From the entries below, copy every line that holds the word "JSON".

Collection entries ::
↓

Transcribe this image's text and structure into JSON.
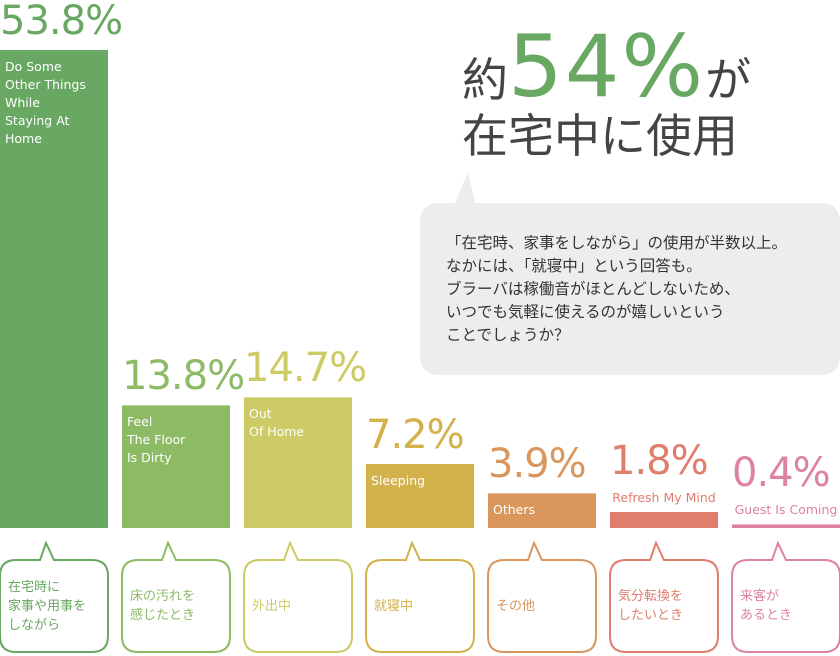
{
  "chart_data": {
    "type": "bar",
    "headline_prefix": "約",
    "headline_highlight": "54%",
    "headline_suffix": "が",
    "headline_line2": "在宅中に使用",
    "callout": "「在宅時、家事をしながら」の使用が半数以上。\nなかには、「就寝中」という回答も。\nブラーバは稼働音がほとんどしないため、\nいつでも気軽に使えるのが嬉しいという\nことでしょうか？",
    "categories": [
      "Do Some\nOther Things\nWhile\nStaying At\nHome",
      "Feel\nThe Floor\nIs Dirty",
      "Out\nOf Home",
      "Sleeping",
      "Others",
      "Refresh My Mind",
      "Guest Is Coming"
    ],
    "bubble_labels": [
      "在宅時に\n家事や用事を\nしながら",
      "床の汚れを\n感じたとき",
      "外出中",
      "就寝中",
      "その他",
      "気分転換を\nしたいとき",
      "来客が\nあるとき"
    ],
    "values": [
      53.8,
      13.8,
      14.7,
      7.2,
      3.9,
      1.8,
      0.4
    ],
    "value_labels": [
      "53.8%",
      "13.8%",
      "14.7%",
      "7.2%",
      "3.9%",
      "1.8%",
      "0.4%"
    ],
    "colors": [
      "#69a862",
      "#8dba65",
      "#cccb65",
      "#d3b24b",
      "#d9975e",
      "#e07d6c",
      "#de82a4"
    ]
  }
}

↑
↓

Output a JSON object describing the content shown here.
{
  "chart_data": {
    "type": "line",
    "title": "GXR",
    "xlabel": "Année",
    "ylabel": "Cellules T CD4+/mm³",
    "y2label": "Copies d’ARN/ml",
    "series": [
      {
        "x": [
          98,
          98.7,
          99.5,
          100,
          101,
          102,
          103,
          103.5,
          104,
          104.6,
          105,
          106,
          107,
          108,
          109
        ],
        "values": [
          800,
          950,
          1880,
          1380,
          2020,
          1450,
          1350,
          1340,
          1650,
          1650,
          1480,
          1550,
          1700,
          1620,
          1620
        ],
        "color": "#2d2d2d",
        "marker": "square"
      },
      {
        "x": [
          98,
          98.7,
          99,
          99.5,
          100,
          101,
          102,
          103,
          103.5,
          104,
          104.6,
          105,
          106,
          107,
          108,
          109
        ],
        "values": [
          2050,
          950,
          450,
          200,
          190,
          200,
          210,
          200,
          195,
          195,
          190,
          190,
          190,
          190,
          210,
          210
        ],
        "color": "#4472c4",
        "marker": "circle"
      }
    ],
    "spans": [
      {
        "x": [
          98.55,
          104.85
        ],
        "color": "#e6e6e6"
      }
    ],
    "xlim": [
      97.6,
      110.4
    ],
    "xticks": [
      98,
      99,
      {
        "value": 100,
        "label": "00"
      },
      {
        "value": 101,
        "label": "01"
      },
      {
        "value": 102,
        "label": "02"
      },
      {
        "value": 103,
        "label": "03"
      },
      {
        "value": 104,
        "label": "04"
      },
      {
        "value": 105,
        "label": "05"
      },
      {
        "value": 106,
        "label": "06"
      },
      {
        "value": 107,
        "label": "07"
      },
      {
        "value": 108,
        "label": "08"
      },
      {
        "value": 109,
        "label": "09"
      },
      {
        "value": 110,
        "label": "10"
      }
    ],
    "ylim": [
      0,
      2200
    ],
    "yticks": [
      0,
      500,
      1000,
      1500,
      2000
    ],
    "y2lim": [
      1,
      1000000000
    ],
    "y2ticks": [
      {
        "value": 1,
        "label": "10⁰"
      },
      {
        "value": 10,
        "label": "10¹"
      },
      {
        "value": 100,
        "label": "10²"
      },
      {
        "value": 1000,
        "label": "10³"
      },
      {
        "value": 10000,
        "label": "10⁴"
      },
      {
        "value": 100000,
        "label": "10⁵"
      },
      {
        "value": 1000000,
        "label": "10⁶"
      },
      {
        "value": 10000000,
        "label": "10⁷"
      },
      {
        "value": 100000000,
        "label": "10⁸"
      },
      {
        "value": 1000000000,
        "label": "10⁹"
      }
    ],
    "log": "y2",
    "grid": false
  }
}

↑

FINAL RESULT ::
Transcribe this image's text and structure into JSON.
Output a JSON object describing the content shown here.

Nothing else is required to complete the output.